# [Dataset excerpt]
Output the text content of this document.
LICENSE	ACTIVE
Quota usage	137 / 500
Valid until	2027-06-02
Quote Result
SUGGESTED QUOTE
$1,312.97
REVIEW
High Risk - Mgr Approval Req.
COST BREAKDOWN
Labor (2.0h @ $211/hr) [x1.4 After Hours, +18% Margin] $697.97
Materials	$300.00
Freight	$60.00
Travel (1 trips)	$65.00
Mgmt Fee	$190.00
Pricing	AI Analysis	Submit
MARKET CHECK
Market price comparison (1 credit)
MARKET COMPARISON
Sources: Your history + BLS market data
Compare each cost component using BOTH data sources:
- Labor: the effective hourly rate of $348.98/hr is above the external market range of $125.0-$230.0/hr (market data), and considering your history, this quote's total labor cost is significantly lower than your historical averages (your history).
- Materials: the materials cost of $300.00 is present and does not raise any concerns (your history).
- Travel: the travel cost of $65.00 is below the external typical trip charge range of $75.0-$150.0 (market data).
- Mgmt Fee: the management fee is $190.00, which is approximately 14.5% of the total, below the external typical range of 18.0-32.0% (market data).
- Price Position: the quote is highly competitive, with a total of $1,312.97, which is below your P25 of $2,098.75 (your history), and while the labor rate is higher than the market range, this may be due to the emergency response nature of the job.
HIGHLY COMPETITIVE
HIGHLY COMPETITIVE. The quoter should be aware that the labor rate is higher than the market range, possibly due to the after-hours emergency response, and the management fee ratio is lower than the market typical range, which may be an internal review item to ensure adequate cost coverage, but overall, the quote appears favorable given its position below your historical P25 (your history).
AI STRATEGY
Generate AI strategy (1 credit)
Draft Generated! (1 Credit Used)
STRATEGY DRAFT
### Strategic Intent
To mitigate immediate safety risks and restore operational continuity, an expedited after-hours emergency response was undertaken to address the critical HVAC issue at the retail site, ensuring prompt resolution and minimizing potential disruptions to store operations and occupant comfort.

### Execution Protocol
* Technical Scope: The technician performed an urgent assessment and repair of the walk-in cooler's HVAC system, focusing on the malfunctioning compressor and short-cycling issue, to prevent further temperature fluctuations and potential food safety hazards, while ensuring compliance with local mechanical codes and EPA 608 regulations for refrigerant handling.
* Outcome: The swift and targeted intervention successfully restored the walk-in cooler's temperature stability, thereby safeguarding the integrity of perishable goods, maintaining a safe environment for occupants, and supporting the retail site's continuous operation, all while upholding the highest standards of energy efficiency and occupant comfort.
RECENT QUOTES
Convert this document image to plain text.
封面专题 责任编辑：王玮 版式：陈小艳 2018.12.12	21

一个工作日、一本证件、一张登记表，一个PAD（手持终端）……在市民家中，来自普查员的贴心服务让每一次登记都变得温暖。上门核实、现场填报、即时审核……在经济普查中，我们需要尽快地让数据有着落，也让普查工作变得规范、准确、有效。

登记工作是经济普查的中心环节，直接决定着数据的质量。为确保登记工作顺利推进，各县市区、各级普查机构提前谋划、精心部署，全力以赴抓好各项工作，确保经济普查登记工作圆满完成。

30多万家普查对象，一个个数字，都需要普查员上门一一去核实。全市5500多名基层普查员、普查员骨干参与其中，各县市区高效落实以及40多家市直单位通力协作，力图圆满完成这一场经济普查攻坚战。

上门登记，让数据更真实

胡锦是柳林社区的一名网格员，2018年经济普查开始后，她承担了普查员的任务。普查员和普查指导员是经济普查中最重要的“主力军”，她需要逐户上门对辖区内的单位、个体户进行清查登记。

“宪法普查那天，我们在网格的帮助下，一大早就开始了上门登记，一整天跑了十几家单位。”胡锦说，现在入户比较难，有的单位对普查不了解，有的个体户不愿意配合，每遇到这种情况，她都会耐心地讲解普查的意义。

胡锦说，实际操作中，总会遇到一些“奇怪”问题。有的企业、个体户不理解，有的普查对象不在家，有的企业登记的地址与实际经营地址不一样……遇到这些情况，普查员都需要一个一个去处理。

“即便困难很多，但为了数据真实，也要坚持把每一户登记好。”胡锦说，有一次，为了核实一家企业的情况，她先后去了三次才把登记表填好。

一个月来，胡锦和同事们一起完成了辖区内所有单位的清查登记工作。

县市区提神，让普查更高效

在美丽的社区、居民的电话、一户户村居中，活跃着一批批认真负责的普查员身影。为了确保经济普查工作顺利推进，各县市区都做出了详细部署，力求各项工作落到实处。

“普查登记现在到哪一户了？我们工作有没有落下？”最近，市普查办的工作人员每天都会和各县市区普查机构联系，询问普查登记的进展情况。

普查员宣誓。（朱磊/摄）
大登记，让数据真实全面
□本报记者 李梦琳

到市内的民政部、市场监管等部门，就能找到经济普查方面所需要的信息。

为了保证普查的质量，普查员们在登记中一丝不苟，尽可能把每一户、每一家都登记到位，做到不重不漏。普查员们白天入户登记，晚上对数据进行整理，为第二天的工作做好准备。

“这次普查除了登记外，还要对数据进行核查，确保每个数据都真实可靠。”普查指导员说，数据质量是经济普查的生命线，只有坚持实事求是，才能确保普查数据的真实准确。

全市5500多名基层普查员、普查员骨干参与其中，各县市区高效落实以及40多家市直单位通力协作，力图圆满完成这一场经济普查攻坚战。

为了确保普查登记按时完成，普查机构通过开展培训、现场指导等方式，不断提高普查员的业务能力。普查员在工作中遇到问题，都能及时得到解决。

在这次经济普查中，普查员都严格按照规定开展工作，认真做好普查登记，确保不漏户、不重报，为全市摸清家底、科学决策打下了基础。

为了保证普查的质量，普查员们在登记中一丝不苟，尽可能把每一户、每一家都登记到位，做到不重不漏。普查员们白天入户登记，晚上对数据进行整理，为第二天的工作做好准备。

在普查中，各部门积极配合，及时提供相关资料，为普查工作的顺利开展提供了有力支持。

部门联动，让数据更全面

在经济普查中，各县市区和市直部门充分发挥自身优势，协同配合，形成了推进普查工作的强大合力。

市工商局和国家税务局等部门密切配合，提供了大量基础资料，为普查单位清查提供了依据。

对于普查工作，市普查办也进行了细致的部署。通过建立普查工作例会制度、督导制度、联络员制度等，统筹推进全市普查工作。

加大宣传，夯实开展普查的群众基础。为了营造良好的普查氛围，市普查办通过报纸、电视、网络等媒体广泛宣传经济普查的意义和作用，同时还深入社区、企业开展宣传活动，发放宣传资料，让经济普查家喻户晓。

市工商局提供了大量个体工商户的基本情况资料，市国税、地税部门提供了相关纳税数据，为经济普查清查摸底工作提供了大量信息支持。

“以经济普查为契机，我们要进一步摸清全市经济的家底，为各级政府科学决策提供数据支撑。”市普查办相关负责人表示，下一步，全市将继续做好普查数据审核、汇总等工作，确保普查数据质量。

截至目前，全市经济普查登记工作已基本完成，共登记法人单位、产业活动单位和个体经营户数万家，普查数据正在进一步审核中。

# [GOAL OF THE EXERCISE]
Which lines contain "力图圆满完成这一场经济普查攻坚战"? Copy each of them out.

# [SOLVED EXERCISE]
30多万家普查对象，一个个数字，都需要普查员上门一一去核实。全市5500多名基层普查员、普查员骨干参与其中，各县市区高效落实以及40多家市直单位通力协作，力图圆满完成这一场经济普查攻坚战。
全市5500多名基层普查员、普查员骨干参与其中，各县市区高效落实以及40多家市直单位通力协作，力图圆满完成这一场经济普查攻坚战。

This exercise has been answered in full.